--- Start of DATA LISTING ---

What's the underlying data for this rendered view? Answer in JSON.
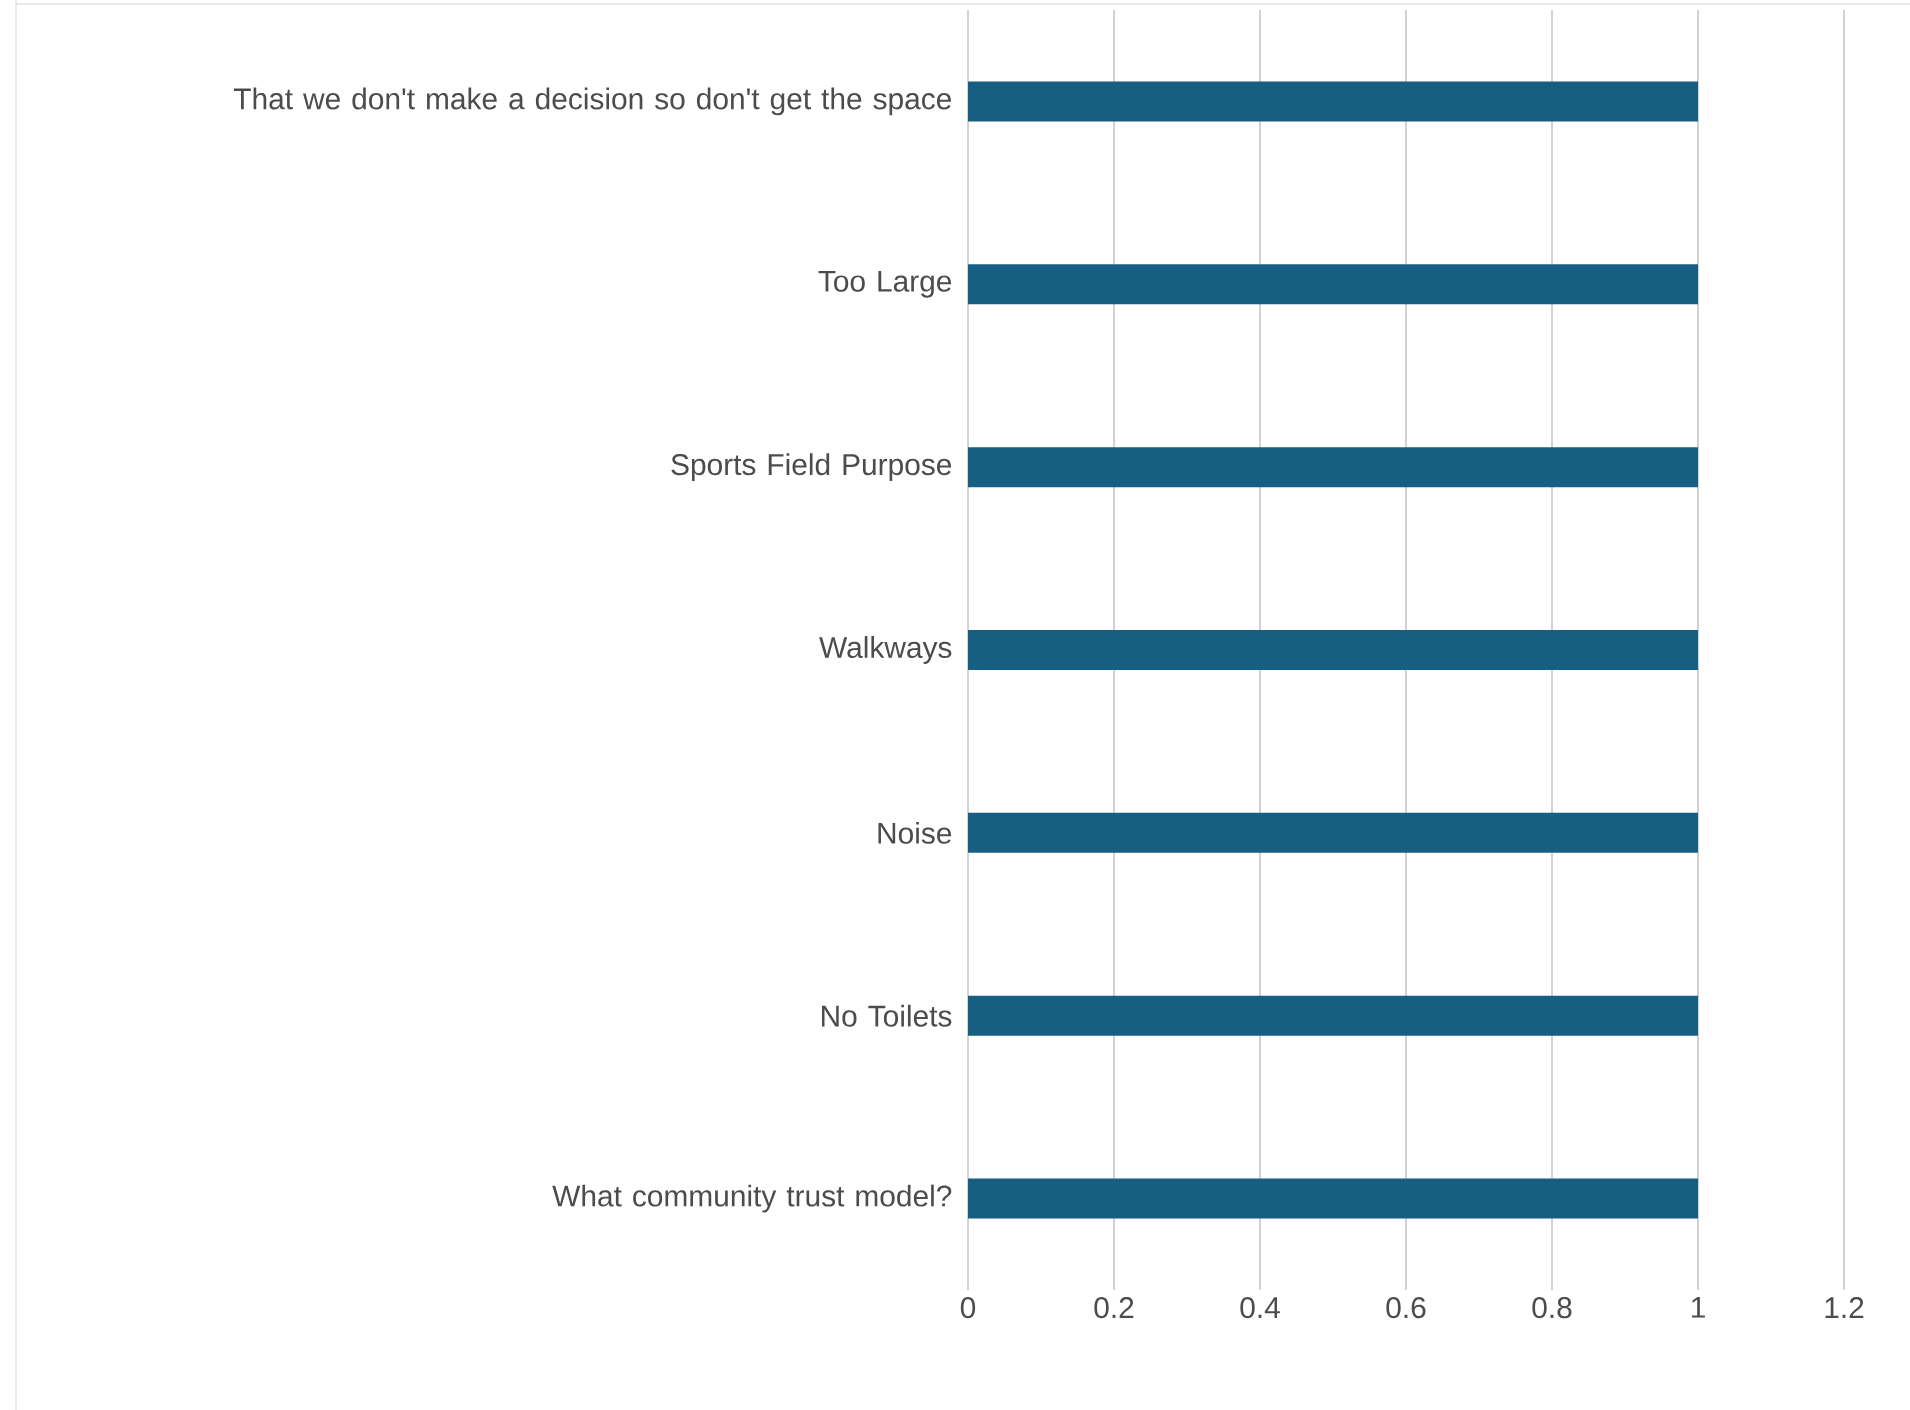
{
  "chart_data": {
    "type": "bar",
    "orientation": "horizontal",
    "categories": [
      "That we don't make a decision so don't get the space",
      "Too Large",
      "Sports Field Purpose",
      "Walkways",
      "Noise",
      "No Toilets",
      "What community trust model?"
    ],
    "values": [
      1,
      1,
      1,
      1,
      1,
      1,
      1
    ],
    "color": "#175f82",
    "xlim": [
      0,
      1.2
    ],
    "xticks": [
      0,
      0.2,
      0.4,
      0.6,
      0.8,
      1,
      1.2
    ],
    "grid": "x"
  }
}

--- End of DATA LISTING ---

§ WHAT THE EXERCISE ASKS
Without including the pictures, reproduce all entries exactly.

§ EXERCISE SOLUTION
What's the underlying data for this rendered view? Answer in JSON.
{
  "chart_data": {
    "type": "bar",
    "orientation": "horizontal",
    "categories": [
      "That we don't make a decision so don't get the space",
      "Too Large",
      "Sports Field Purpose",
      "Walkways",
      "Noise",
      "No Toilets",
      "What community trust model?"
    ],
    "values": [
      1,
      1,
      1,
      1,
      1,
      1,
      1
    ],
    "color": "#175f82",
    "xlim": [
      0,
      1.2
    ],
    "xticks": [
      0,
      0.2,
      0.4,
      0.6,
      0.8,
      1,
      1.2
    ],
    "grid": "x"
  }
}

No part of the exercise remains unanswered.